*DOCUMENT EXCERPT*
To expand on Emerton's [answer][1]: Using the excision sequence, Cartan's result in the algebraic case boils down to showing the following: Let $R$ be a regular local ring, and $I$ and ideal of height at least $3$, then $H^i_I(R)=0$ for $i\leq 2$.This follows because: $$H^i_I(R) = \lim Ext^i(R/I^n,R)$$  

And $I^n$, being height $3$, always contains a regular sequence of length $2$, so the $Ext^i$ vanishes for $i\leq 2$ by standard result (see Bruns-Herzog Cohen Macaulay book, Proposition 1.2.10 for example). This argument extends to the case of codimension at least $n$ and vanishing of $H^{n-2}$. 

Incidentally, a pretty non-trivial question is to find upper bound for the vanishing of local cohomology modules, in other words, the [cohomological dimension][2] of a subvariety $Z$. Many strong results have been obtained after SGA, by Hartshorne, Ogus, Faltings, Huneke-Lyubeznik, etc. All those references can be found in
[Lyubeznik's paper][3] (they were mentioned in the very first page) which primarily treated the vanishing of etale cohomology.


  [1]: https://mathoverflow.net/a/14270
  [2]: https://encyclopediaofmath.org/wiki/Cohomological_dimension
  [3]: https://www.jstor.org/stable/2946619 "Gennady Lyubeznik, Etale Cohomological Dimension and the Topology of Algebraic Varieties, Annals of Mathematics Second Series, Vol. 137, No. 1 (Jan., 1993), pp. 71–128 (58 pages), doi:10.2307/2946619. zbMATH review at https://zbmath.org/?q=an:0811.14014"

*STORED ROWS*
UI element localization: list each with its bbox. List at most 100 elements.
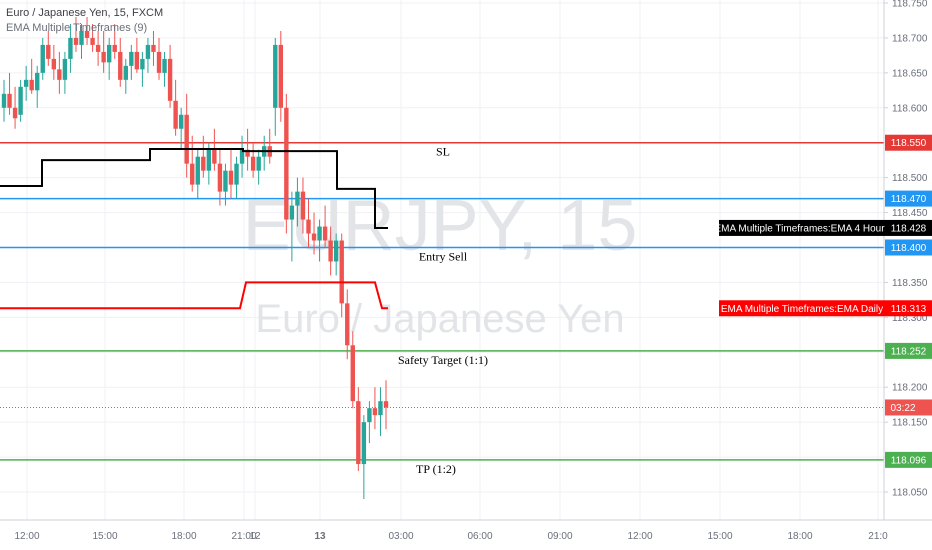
candle-body bbox=[112, 44, 117, 52]
symbol-title: Euro / Japanese Yen, 15, FXCM bbox=[6, 7, 164, 19]
candle-body bbox=[284, 107, 289, 220]
ema-4h-value: 118.428 bbox=[891, 223, 927, 234]
tp-tag bbox=[885, 451, 932, 468]
candle-body bbox=[195, 156, 200, 185]
candle-body bbox=[134, 51, 140, 70]
y-tick-label: 118.350 bbox=[892, 278, 928, 289]
candle-body bbox=[250, 156, 256, 171]
candle-body bbox=[311, 233, 317, 241]
candle-body bbox=[145, 44, 151, 59]
candle-body bbox=[101, 51, 106, 63]
price-levels bbox=[0, 141, 884, 461]
SL-tag-text: 118.550 bbox=[891, 138, 927, 149]
ema-daily-value: 118.313 bbox=[891, 304, 927, 315]
candle-body bbox=[212, 149, 217, 164]
ema-daily-line bbox=[0, 281, 388, 310]
candle-body bbox=[289, 205, 295, 220]
candle-body bbox=[378, 401, 383, 416]
y-tick-label: 118.450 bbox=[892, 208, 928, 219]
candle-body bbox=[68, 37, 73, 59]
level-annotations: SL Entry Sell Safety Target (1:1) TP (1:2) bbox=[398, 145, 488, 476]
candle-body bbox=[239, 149, 245, 164]
x-tick-label: 06:00 bbox=[467, 531, 492, 542]
candle-body bbox=[84, 30, 90, 38]
safety-target-tag-text: 118.252 bbox=[891, 346, 927, 357]
safety-target-tag bbox=[885, 342, 932, 359]
candle-body bbox=[333, 240, 339, 262]
candle-body bbox=[118, 51, 123, 80]
candle-body bbox=[51, 58, 57, 70]
candle-body bbox=[350, 345, 355, 402]
candle-body bbox=[372, 408, 378, 416]
countdown-tag bbox=[885, 399, 932, 416]
candle-body bbox=[79, 30, 84, 45]
candle-body bbox=[184, 114, 189, 164]
candle-body bbox=[306, 219, 311, 234]
candle-body bbox=[140, 58, 145, 70]
candle-body bbox=[178, 114, 184, 129]
blue-upper-tag-text: 118.470 bbox=[891, 194, 927, 205]
candle-body bbox=[162, 58, 167, 73]
safety-target-annotation: Safety Target (1:1) bbox=[398, 353, 488, 367]
entry-sell-tag-text: 118.400 bbox=[891, 243, 927, 254]
blue-upper-tag bbox=[885, 190, 932, 207]
candle-body bbox=[256, 156, 261, 171]
y-tick-label: 118.300 bbox=[892, 313, 928, 324]
candle-body bbox=[223, 170, 228, 192]
x-tick-label: 18:00 bbox=[787, 531, 812, 542]
indicator-legend[interactable]: EMA Multiple Timeframes (9) bbox=[6, 22, 148, 34]
candle-body bbox=[228, 170, 234, 185]
entry-sell-annotation: Entry Sell bbox=[419, 250, 468, 264]
price-axis[interactable]: 118.750 118.700 118.650 118.600 118.550 118.5… bbox=[883, 0, 932, 520]
candles bbox=[1, 16, 389, 499]
y-tick-label: 118.200 bbox=[892, 383, 928, 394]
chart-header: Euro / Japanese Yen, 15, FXCM EMA Multip… bbox=[6, 6, 163, 36]
candle-body bbox=[62, 58, 68, 80]
candle-body bbox=[35, 72, 40, 91]
ema-daily-label-box bbox=[719, 300, 885, 317]
candle-body bbox=[234, 163, 239, 185]
candle-body bbox=[206, 149, 212, 171]
ema-4h-value-box bbox=[885, 219, 932, 236]
candle-body bbox=[345, 303, 350, 346]
candle-body bbox=[367, 408, 372, 423]
candle-body bbox=[361, 422, 367, 465]
candle-body bbox=[46, 44, 51, 59]
candle-body bbox=[278, 44, 284, 108]
candle-body bbox=[300, 191, 306, 220]
candle-body bbox=[12, 107, 18, 119]
entry-sell-tag bbox=[885, 239, 932, 256]
candle-body bbox=[151, 44, 156, 52]
x-tick-label: 12:00 bbox=[14, 531, 39, 542]
ema-daily-value-box bbox=[885, 300, 932, 317]
watermark-name: Euro / Japanese Yen bbox=[255, 297, 624, 341]
y-tick-label: 118.700 bbox=[892, 33, 928, 44]
SL-tag bbox=[885, 134, 932, 151]
countdown-text: 03:22 bbox=[890, 403, 915, 414]
candle-body bbox=[1, 93, 7, 108]
x-tick-label: 21:00 bbox=[231, 531, 256, 542]
candle-body bbox=[40, 44, 45, 73]
x-tick-label: 15:00 bbox=[707, 531, 732, 542]
axis-tags: 118.550 118.470 118.400 118.252 118.096 EMA M… bbox=[714, 134, 932, 468]
candle-body bbox=[29, 79, 34, 91]
candle-body bbox=[73, 37, 79, 45]
y-tick-label: 118.650 bbox=[892, 68, 928, 79]
y-tick-label: 118.150 bbox=[892, 418, 928, 429]
ema-lines bbox=[0, 148, 388, 310]
candle-body bbox=[245, 149, 250, 157]
ema-4h-line bbox=[0, 148, 388, 229]
x-tick-label: 18:00 bbox=[171, 531, 196, 542]
candle-body bbox=[173, 100, 178, 129]
candle-body bbox=[322, 226, 328, 241]
candle-body bbox=[167, 58, 173, 101]
y-tick-label: 118.750 bbox=[892, 0, 928, 10]
SL-annotation: SL bbox=[436, 145, 450, 159]
x-tick-label: 13 bbox=[314, 531, 326, 542]
tp-tag-text: 118.096 bbox=[891, 455, 927, 466]
candle-body bbox=[123, 65, 128, 80]
x-tick-label: 12:00 bbox=[627, 531, 652, 542]
tp-annotation: TP (1:2) bbox=[416, 462, 456, 476]
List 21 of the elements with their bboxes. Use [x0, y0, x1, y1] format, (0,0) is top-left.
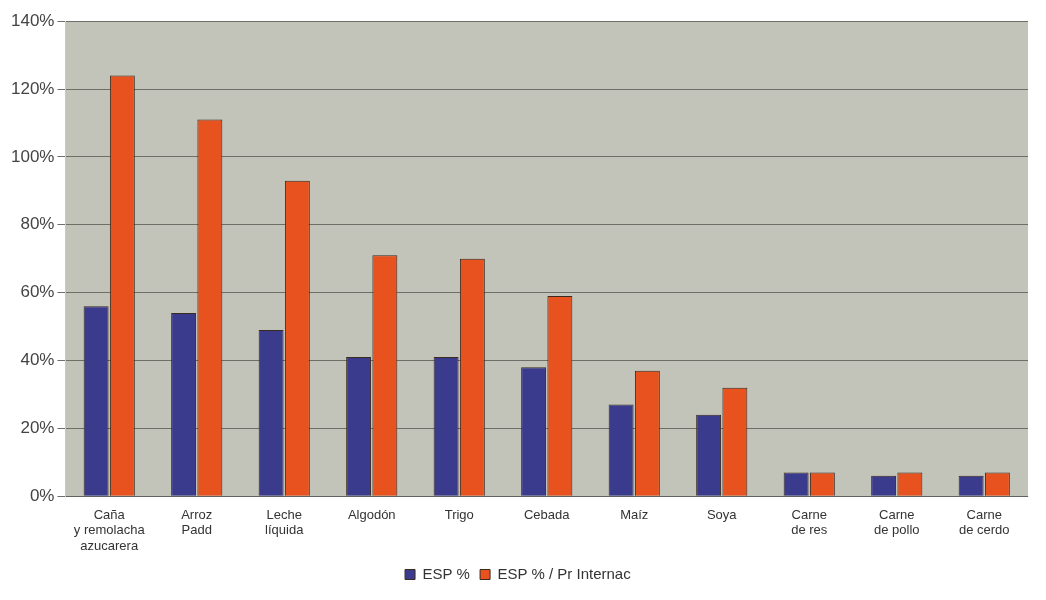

*WORK REQUIRED*
Revise the local cohomology answer from "Incidentally, a pretty" to "of etale cohomology." so that "rather difficult" stands in place of "pretty non-trivial", and write out that revised passage in full. The listing comes from a different source than the answer on local cohomology.

*ANSWER TO THIS TASK*
Incidentally, a rather difficult question is to find upper bound for the vanishing of local cohomology modules, in other words, the [cohomological dimension][2] of a subvariety $Z$. Many strong results have been obtained after SGA, by Hartshorne, Ogus, Faltings, Huneke-Lyubeznik, etc. All those references can be found in
[Lyubeznik's paper][3] (they were mentioned in the very first page) which primarily treated the vanishing of etale cohomology.